Whenever a line contains the string "журналах", copy it out of the entries.

▶ **RECORD EXCERPTS**
>> start

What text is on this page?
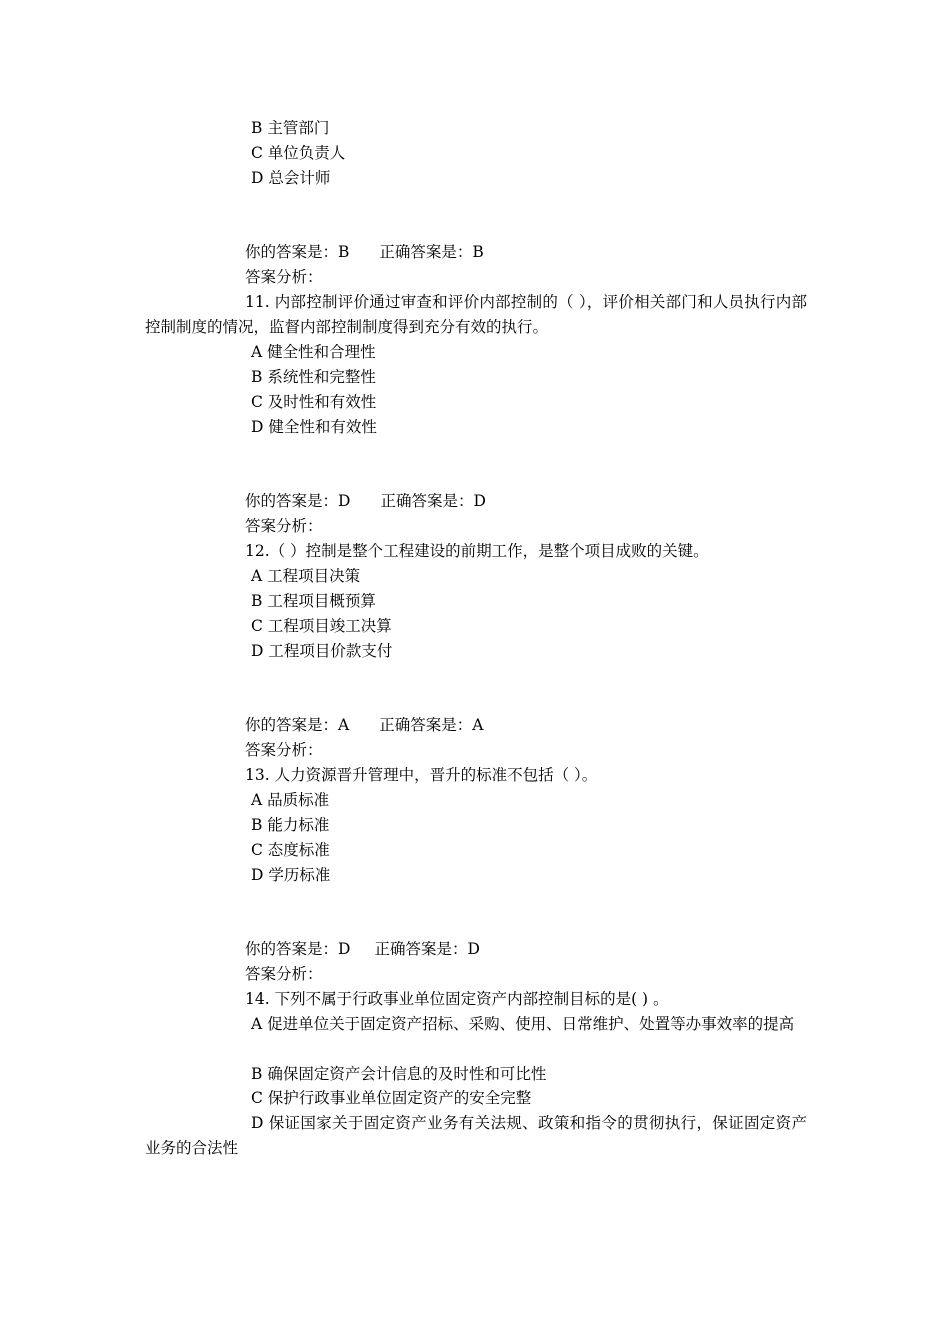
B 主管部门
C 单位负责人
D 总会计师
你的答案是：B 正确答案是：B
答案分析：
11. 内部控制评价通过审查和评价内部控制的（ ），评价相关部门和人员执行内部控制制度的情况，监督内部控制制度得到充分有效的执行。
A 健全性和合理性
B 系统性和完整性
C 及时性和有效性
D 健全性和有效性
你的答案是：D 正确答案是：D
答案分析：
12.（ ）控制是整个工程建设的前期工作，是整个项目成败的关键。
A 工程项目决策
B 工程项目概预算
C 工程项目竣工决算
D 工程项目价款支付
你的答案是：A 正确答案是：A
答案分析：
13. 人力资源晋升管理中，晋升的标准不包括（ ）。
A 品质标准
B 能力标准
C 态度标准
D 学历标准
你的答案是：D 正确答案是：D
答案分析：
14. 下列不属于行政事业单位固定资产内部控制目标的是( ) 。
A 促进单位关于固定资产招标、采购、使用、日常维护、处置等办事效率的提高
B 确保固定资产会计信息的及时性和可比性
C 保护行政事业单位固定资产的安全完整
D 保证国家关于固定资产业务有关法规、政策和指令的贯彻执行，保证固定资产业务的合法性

>> end
>> start

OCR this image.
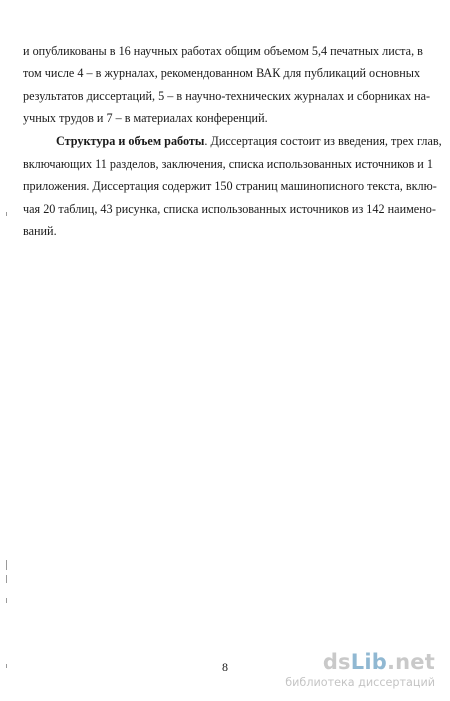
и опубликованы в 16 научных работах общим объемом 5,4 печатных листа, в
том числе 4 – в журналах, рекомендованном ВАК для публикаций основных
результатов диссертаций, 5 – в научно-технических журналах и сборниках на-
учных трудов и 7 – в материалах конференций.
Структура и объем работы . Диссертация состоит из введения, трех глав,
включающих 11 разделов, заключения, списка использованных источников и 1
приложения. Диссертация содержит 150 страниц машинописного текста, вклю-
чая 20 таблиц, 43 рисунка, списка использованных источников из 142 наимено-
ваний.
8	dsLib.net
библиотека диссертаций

>> end
>> start

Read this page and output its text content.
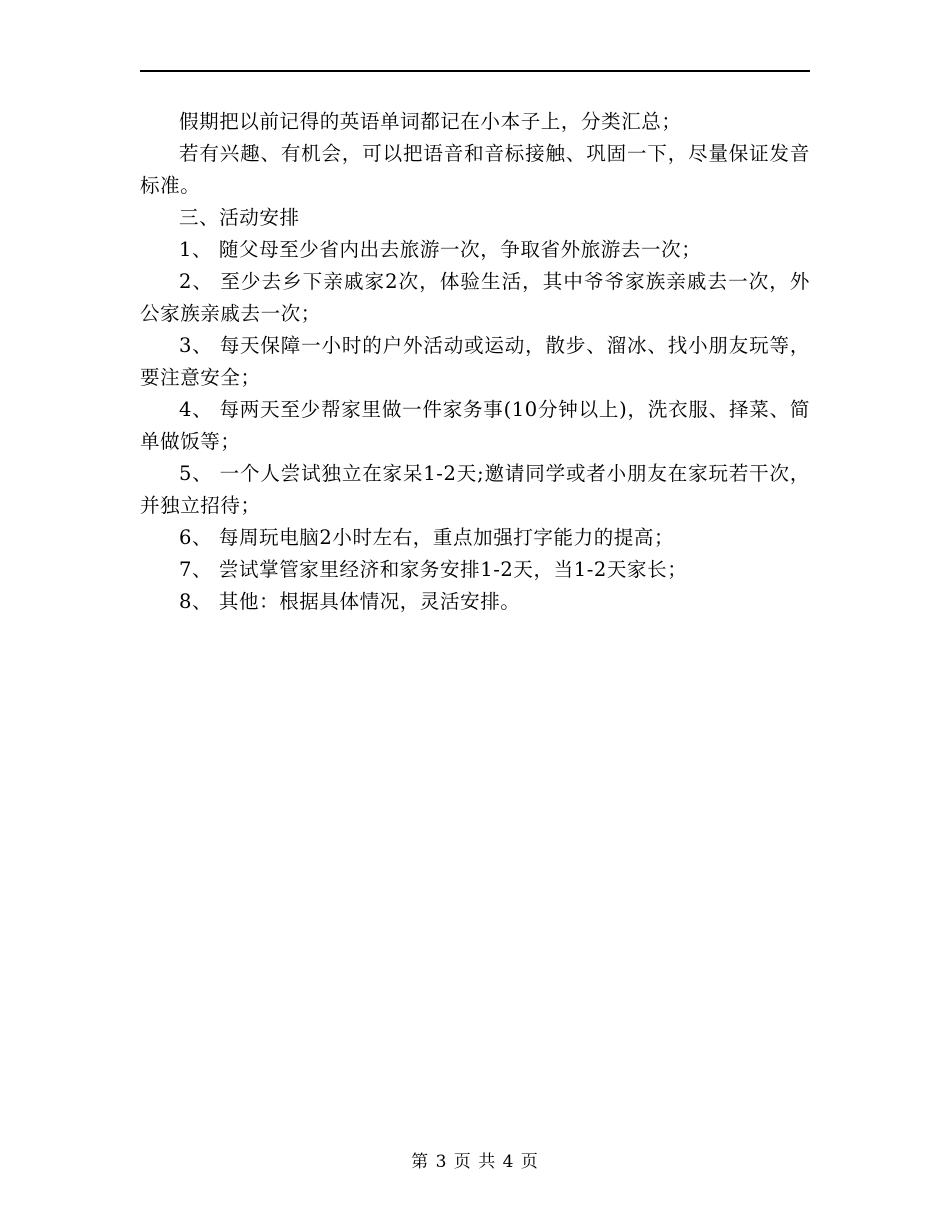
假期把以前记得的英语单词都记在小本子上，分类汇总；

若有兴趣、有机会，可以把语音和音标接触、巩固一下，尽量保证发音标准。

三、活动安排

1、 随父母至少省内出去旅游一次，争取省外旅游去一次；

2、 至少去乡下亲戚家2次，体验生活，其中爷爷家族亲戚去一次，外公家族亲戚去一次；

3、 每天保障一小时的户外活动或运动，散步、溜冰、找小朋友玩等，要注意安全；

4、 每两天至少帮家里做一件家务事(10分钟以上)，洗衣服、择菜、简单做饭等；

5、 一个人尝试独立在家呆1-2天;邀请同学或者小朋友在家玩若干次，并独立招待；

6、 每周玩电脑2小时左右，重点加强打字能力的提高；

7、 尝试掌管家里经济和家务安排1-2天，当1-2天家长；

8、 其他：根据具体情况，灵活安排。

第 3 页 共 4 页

>> end

▶ **TASK RESPONSE**
том числе 4 – в журналах, рекомендованном ВАК для публикаций основных
результатов диссертаций, 5 – в научно-технических журналах и сборниках на-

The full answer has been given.